Aim of the task –
Provide an exact transcription of all the records.
--- BEGIN ---
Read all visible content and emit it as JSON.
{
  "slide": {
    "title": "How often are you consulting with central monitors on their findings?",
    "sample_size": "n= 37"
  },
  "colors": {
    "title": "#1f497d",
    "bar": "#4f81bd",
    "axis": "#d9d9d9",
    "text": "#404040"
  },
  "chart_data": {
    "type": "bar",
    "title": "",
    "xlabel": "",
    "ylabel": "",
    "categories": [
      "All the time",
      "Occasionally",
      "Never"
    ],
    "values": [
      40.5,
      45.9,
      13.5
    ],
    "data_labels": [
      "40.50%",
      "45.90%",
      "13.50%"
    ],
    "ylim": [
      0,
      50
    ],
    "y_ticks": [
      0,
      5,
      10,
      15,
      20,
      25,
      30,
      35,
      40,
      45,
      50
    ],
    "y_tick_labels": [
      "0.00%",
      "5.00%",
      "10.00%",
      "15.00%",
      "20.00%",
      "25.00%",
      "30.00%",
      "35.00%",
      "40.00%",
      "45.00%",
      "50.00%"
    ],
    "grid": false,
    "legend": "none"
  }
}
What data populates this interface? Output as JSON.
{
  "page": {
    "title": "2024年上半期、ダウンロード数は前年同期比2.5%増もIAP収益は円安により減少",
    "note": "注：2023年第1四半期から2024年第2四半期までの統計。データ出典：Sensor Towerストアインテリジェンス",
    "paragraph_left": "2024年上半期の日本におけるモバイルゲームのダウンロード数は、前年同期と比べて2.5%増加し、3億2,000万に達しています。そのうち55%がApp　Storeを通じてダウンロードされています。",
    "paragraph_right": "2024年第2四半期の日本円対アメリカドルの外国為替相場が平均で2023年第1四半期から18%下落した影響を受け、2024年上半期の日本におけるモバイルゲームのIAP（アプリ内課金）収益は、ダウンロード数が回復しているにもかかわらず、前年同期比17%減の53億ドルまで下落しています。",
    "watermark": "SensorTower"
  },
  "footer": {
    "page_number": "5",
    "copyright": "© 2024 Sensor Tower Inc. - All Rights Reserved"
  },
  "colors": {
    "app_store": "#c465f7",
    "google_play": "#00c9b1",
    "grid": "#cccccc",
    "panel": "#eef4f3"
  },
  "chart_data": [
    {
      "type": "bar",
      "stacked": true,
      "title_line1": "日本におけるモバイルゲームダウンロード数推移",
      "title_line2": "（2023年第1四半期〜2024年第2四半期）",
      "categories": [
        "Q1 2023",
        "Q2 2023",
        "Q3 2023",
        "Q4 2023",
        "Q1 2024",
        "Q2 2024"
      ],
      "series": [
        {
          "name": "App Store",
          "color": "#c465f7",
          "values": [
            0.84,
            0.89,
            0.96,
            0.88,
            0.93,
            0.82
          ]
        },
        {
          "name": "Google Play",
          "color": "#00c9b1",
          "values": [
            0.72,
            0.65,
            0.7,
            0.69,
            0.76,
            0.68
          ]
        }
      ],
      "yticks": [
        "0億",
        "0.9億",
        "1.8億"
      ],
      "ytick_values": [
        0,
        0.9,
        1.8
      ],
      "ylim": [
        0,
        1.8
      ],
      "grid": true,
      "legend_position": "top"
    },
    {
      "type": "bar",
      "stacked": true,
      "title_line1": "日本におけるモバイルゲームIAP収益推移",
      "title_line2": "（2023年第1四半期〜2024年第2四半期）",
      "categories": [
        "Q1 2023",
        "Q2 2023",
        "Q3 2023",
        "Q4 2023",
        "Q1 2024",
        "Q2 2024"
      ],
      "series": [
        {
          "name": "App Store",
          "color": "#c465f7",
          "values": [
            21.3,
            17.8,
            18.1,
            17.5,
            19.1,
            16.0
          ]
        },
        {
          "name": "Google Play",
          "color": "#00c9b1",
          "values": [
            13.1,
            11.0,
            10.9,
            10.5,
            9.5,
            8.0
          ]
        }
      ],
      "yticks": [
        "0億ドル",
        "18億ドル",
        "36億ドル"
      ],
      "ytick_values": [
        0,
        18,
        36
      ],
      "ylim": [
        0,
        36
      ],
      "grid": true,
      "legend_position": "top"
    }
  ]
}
--- END ---
Answer for this exercise –
Read all visible content and emit it as JSON.
{
  "slide": {
    "title": "How often are you consulting with central monitors on their findings?",
    "sample_size": "n= 37"
  },
  "colors": {
    "title": "#1f497d",
    "bar": "#4f81bd",
    "axis": "#d9d9d9",
    "text": "#404040"
  },
  "chart_data": {
    "type": "bar",
    "title": "",
    "xlabel": "",
    "ylabel": "",
    "categories": [
      "All the time",
      "Occasionally",
      "Never"
    ],
    "values": [
      40.5,
      45.9,
      13.5
    ],
    "data_labels": [
      "40.50%",
      "45.90%",
      "13.50%"
    ],
    "ylim": [
      0,
      50
    ],
    "y_ticks": [
      0,
      5,
      10,
      15,
      20,
      25,
      30,
      35,
      40,
      45,
      50
    ],
    "y_tick_labels": [
      "0.00%",
      "5.00%",
      "10.00%",
      "15.00%",
      "20.00%",
      "25.00%",
      "30.00%",
      "35.00%",
      "40.00%",
      "45.00%",
      "50.00%"
    ],
    "grid": false,
    "legend": "none"
  }
}
What data populates this interface? Output as JSON.
{
  "page": {
    "title": "2024年上半期、ダウンロード数は前年同期比2.5%増もIAP収益は円安により減少",
    "note": "注：2023年第1四半期から2024年第2四半期までの統計。データ出典：Sensor Towerストアインテリジェンス",
    "paragraph_left": "2024年上半期の日本におけるモバイルゲームのダウンロード数は、前年同期と比べて2.5%増加し、3億2,000万に達しています。そのうち55%がApp　Storeを通じてダウンロードされています。",
    "paragraph_right": "2024年第2四半期の日本円対アメリカドルの外国為替相場が平均で2023年第1四半期から18%下落した影響を受け、2024年上半期の日本におけるモバイルゲームのIAP（アプリ内課金）収益は、ダウンロード数が回復しているにもかかわらず、前年同期比17%減の53億ドルまで下落しています。",
    "watermark": "SensorTower"
  },
  "footer": {
    "page_number": "5",
    "copyright": "© 2024 Sensor Tower Inc. - All Rights Reserved"
  },
  "colors": {
    "app_store": "#c465f7",
    "google_play": "#00c9b1",
    "grid": "#cccccc",
    "panel": "#eef4f3"
  },
  "chart_data": [
    {
      "type": "bar",
      "stacked": true,
      "title_line1": "日本におけるモバイルゲームダウンロード数推移",
      "title_line2": "（2023年第1四半期〜2024年第2四半期）",
      "categories": [
        "Q1 2023",
        "Q2 2023",
        "Q3 2023",
        "Q4 2023",
        "Q1 2024",
        "Q2 2024"
      ],
      "series": [
        {
          "name": "App Store",
          "color": "#c465f7",
          "values": [
            0.84,
            0.89,
            0.96,
            0.88,
            0.93,
            0.82
          ]
        },
        {
          "name": "Google Play",
          "color": "#00c9b1",
          "values": [
            0.72,
            0.65,
            0.7,
            0.69,
            0.76,
            0.68
          ]
        }
      ],
      "yticks": [
        "0億",
        "0.9億",
        "1.8億"
      ],
      "ytick_values": [
        0,
        0.9,
        1.8
      ],
      "ylim": [
        0,
        1.8
      ],
      "grid": true,
      "legend_position": "top"
    },
    {
      "type": "bar",
      "stacked": true,
      "title_line1": "日本におけるモバイルゲームIAP収益推移",
      "title_line2": "（2023年第1四半期〜2024年第2四半期）",
      "categories": [
        "Q1 2023",
        "Q2 2023",
        "Q3 2023",
        "Q4 2023",
        "Q1 2024",
        "Q2 2024"
      ],
      "series": [
        {
          "name": "App Store",
          "color": "#c465f7",
          "values": [
            21.3,
            17.8,
            18.1,
            17.5,
            19.1,
            16.0
          ]
        },
        {
          "name": "Google Play",
          "color": "#00c9b1",
          "values": [
            13.1,
            11.0,
            10.9,
            10.5,
            9.5,
            8.0
          ]
        }
      ],
      "yticks": [
        "0億ドル",
        "18億ドル",
        "36億ドル"
      ],
      "ytick_values": [
        0,
        18,
        36
      ],
      "ylim": [
        0,
        36
      ],
      "grid": true,
      "legend_position": "top"
    }
  ]
}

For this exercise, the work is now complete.